Task statement: Scan each line of the records for the word "азотом" and extract the ones that have it.

──────── Input records ────────

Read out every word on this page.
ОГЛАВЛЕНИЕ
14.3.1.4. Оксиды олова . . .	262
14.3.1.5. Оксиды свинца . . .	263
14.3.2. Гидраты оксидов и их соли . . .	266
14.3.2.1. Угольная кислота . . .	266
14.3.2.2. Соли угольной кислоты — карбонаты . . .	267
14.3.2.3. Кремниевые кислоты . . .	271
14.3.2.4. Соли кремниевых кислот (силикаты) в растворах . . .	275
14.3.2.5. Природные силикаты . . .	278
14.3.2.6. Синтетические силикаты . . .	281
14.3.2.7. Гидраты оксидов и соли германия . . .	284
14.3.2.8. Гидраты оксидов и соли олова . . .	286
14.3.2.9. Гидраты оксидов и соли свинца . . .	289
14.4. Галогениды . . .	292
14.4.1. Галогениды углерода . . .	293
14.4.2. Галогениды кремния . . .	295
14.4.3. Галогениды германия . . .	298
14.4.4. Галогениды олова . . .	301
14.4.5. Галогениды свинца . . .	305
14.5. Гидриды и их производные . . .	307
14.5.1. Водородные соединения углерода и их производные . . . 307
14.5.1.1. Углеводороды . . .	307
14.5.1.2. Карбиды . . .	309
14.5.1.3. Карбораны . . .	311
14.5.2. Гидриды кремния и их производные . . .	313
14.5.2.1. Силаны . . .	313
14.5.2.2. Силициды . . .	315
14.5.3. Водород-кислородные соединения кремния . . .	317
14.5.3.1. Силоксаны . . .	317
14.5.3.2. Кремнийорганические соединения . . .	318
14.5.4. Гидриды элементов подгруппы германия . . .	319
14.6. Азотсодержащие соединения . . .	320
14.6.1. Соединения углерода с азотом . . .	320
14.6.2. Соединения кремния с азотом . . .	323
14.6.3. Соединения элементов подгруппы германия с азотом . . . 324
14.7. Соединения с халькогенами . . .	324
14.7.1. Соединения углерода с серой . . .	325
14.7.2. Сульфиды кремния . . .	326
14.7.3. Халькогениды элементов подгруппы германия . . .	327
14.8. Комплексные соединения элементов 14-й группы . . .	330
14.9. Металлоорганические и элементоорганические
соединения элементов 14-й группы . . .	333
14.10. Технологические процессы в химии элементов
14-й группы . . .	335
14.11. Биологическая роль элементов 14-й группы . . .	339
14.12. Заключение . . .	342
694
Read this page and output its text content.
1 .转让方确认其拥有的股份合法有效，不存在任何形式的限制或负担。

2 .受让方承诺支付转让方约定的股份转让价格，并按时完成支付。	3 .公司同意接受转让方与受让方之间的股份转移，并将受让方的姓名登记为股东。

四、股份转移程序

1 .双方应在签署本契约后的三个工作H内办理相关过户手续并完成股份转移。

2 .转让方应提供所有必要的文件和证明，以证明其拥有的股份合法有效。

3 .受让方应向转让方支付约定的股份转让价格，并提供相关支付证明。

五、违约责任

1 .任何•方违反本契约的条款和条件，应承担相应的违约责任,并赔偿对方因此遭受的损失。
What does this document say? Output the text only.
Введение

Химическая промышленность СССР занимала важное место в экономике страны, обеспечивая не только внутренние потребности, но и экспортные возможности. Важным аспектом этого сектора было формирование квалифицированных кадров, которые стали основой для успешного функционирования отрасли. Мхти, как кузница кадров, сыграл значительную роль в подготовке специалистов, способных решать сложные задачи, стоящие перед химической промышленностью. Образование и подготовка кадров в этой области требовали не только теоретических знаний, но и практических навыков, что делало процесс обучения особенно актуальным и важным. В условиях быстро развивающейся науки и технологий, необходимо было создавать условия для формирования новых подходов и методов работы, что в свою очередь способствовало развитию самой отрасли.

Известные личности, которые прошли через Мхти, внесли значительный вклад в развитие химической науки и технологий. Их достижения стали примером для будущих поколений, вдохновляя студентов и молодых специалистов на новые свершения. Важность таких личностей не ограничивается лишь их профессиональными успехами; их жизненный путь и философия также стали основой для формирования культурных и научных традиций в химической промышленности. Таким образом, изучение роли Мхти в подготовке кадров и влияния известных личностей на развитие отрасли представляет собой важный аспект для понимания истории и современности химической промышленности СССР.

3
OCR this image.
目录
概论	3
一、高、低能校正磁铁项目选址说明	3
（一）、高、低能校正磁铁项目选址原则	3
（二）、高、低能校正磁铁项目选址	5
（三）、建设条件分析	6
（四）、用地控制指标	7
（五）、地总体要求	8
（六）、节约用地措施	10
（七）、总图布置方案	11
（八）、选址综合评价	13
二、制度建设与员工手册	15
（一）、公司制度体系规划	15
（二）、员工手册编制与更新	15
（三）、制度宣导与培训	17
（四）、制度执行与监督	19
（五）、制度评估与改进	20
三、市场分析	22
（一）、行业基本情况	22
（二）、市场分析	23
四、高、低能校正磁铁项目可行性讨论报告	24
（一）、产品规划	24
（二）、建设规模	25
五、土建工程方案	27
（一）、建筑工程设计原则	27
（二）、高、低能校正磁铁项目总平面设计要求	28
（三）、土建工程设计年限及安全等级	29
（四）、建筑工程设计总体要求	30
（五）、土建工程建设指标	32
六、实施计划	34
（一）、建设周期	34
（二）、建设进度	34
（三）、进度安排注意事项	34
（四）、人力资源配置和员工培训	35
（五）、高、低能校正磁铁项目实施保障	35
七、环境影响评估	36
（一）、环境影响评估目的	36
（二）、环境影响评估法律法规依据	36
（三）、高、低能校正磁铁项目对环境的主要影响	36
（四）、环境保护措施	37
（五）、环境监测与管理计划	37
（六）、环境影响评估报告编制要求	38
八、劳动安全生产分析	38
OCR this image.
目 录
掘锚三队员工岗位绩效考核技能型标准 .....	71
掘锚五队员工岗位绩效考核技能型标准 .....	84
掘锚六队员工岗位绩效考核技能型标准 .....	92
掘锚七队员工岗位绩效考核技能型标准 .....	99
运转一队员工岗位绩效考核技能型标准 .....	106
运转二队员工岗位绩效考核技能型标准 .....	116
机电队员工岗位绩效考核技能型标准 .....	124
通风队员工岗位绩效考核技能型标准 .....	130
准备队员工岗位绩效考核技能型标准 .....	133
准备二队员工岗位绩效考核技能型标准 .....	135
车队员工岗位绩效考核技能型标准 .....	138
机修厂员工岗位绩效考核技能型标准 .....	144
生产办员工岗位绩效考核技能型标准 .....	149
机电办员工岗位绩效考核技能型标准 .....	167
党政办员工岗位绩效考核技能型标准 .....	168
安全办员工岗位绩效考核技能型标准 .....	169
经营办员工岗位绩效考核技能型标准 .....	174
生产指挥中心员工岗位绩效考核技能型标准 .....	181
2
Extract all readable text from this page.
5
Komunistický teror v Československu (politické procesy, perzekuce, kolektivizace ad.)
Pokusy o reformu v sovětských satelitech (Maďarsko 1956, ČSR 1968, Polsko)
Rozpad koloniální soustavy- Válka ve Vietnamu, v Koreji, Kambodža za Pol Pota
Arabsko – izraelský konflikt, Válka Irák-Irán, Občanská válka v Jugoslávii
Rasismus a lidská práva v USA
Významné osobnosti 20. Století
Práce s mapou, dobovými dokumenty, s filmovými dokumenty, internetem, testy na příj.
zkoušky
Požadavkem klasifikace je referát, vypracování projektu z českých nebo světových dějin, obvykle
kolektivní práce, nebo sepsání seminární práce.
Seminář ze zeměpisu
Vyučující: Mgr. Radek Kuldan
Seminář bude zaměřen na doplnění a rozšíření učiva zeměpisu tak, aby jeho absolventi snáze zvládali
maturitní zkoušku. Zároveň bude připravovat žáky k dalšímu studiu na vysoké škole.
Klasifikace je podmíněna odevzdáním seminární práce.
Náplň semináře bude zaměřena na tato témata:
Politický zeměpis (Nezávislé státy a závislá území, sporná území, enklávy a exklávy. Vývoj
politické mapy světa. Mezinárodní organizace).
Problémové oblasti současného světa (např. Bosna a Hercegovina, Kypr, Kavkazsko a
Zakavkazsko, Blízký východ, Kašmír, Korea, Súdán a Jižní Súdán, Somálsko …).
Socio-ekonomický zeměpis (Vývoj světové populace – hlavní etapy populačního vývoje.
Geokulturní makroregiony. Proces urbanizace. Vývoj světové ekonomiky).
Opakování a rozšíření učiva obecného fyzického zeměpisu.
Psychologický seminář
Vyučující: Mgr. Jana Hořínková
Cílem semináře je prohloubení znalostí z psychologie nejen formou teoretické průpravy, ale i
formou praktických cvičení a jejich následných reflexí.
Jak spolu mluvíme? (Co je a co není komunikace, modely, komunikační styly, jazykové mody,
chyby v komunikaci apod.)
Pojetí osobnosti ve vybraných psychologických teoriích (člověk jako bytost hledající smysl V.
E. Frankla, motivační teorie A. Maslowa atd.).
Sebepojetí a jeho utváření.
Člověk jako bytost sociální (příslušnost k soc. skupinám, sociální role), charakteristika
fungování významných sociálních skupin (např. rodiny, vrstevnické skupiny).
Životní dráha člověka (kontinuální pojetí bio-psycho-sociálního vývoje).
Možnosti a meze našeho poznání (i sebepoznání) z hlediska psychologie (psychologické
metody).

────────

Solution to this task:
14.6.1. Соединения углерода с азотом . . .	320
14.6.2. Соединения кремния с азотом . . .	323
14.6.3. Соединения элементов подгруппы германия с азотом . . . 324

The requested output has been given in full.